[begin Data to use]
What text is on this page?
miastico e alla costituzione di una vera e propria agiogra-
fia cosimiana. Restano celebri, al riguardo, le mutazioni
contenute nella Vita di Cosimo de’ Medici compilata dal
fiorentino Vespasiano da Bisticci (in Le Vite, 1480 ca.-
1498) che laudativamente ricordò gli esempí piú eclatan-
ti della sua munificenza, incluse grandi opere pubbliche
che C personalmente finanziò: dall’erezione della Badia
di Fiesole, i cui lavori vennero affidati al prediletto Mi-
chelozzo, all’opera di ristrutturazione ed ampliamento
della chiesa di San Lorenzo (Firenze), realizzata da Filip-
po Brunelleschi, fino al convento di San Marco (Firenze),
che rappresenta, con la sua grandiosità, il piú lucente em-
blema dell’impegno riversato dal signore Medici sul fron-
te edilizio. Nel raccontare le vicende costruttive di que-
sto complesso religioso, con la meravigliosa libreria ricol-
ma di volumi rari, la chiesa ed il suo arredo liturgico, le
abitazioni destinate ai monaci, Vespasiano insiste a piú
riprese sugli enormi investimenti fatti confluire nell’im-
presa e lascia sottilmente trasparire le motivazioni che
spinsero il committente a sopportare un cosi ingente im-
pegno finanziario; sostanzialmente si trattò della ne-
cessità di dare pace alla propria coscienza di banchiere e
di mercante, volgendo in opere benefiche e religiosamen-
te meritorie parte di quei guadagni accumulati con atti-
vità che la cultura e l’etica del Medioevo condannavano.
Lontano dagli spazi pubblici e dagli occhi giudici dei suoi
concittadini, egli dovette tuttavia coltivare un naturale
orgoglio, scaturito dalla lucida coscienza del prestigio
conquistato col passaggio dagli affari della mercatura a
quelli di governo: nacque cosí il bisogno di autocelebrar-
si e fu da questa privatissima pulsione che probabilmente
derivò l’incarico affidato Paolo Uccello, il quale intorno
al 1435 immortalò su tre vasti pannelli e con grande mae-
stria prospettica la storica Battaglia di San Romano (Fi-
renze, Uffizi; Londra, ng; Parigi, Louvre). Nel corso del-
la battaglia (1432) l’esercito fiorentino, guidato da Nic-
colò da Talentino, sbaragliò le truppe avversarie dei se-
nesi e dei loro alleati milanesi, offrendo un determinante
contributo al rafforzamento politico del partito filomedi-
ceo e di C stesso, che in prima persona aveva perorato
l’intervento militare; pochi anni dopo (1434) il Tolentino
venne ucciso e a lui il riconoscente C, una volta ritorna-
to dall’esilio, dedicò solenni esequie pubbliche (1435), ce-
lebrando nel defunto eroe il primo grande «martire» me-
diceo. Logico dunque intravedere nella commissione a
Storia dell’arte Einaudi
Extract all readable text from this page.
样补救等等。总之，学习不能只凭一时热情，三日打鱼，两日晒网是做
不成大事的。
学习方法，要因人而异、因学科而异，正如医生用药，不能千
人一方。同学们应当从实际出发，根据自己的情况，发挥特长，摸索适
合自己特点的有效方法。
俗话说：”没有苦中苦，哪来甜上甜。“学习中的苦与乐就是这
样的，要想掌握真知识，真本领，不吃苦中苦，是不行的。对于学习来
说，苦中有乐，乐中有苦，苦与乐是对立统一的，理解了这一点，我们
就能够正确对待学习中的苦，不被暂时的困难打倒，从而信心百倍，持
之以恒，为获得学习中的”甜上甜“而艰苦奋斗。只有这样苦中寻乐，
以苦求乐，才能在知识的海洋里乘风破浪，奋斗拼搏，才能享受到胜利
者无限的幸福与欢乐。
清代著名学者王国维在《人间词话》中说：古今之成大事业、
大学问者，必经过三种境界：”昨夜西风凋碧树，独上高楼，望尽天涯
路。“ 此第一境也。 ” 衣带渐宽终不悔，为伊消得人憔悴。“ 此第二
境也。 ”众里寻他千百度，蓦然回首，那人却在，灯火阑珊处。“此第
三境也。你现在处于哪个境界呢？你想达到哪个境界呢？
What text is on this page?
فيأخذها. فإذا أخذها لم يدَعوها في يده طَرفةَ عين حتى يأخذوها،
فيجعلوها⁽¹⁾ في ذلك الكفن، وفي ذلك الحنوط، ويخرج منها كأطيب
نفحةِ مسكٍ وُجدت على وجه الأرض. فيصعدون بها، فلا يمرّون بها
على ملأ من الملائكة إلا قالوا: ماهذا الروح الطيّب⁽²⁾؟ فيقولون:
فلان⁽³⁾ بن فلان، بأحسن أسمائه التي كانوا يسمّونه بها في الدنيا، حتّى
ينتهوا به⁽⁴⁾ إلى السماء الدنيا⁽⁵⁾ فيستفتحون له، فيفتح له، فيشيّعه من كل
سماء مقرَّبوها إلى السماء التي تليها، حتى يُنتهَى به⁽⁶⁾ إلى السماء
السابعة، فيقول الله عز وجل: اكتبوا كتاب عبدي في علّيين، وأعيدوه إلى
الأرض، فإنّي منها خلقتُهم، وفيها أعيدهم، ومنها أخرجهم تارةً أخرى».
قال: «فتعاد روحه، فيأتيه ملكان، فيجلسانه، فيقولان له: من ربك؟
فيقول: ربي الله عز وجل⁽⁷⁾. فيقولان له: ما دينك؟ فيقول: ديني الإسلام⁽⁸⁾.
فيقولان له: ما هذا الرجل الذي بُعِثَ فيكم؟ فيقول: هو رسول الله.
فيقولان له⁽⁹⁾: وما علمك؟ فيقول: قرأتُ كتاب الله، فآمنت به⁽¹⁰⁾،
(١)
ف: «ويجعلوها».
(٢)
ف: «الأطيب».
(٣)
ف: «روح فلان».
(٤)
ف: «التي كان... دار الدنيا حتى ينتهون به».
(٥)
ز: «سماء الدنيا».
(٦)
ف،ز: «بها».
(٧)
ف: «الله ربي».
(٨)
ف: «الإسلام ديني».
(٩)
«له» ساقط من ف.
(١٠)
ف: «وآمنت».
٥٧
[end Data to use]
# Exercise description:
Tally the lines in the listing that hold "pubbliche" and report the number alone.

# Reply:
2